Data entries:
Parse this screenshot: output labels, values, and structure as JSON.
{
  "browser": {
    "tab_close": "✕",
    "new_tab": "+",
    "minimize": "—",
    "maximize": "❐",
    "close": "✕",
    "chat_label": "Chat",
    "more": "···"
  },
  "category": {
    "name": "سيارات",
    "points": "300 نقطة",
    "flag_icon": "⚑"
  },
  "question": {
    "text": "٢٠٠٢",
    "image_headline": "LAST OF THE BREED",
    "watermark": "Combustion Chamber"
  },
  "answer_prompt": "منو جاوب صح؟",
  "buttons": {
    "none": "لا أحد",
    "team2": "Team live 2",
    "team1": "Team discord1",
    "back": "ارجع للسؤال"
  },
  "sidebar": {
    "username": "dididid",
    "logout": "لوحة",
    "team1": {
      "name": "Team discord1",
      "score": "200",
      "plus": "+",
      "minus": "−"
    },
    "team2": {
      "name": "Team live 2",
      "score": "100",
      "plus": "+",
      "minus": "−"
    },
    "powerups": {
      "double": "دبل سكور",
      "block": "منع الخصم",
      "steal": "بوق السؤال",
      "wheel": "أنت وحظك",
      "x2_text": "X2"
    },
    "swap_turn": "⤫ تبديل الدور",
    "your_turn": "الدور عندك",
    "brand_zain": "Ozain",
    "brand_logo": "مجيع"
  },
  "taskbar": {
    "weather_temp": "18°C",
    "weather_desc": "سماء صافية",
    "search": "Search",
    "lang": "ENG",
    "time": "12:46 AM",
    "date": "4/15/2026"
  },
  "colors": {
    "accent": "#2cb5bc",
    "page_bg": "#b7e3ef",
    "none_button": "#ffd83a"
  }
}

**Task brief**
List each line of the entries that holds the string "الدور".

**Result of this exercise**
    "swap_turn": "⤫ تبديل الدور",
    "your_turn": "الدور عندك",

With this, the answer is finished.